:: Task objective ::
Copy the lines word for word, beginning with the very first line and continuing through the line that contains "point <box>942 432 944 435</box>", with that line included.

:: Data for the task ::
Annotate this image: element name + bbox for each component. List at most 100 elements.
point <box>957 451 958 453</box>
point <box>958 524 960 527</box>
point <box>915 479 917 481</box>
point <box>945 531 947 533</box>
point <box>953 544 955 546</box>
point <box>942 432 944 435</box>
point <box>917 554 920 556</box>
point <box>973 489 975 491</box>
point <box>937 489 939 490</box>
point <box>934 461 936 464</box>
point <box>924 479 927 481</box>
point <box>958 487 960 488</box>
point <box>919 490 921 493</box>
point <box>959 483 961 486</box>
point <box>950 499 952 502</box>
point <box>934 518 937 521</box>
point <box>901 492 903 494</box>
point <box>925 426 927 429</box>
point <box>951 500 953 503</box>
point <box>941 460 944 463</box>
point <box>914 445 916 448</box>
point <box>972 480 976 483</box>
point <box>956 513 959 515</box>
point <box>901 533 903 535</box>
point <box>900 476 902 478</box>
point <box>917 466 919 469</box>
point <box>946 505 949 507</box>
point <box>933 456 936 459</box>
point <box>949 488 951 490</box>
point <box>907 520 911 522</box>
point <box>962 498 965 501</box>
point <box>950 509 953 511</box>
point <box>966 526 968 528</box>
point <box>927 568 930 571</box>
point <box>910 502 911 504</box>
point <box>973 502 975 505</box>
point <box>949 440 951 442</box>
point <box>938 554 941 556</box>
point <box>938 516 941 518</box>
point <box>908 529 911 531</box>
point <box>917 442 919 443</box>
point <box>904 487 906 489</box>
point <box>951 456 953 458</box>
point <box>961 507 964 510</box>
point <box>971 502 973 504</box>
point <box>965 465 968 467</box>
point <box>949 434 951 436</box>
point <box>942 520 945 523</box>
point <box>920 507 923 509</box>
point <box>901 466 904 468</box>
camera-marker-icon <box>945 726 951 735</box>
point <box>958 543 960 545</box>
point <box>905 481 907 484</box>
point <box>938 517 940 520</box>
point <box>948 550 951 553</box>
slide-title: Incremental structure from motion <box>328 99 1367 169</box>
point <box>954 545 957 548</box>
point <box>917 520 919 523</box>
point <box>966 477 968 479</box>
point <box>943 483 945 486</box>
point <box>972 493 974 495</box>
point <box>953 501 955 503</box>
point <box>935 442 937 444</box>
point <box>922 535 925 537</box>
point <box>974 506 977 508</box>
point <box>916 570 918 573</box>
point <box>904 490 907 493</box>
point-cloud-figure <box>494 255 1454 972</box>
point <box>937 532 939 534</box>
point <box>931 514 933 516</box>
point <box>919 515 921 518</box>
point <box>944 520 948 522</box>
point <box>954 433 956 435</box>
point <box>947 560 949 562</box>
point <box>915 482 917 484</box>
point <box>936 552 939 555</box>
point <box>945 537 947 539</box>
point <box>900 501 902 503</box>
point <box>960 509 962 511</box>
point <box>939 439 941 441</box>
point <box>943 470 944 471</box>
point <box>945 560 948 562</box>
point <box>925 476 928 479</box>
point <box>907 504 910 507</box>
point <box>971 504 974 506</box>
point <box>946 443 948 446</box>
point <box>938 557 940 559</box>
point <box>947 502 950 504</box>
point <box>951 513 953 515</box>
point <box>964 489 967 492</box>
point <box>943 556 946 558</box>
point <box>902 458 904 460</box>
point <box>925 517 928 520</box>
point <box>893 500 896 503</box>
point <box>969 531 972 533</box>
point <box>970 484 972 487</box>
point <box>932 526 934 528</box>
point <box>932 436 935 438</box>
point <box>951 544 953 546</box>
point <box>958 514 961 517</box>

:: Answer to this exercise ::
Annotate this image: element name + bbox for each component. List at most 100 elements.
point <box>957 451 958 453</box>
point <box>958 524 960 527</box>
point <box>915 479 917 481</box>
point <box>945 531 947 533</box>
point <box>953 544 955 546</box>
point <box>942 432 944 435</box>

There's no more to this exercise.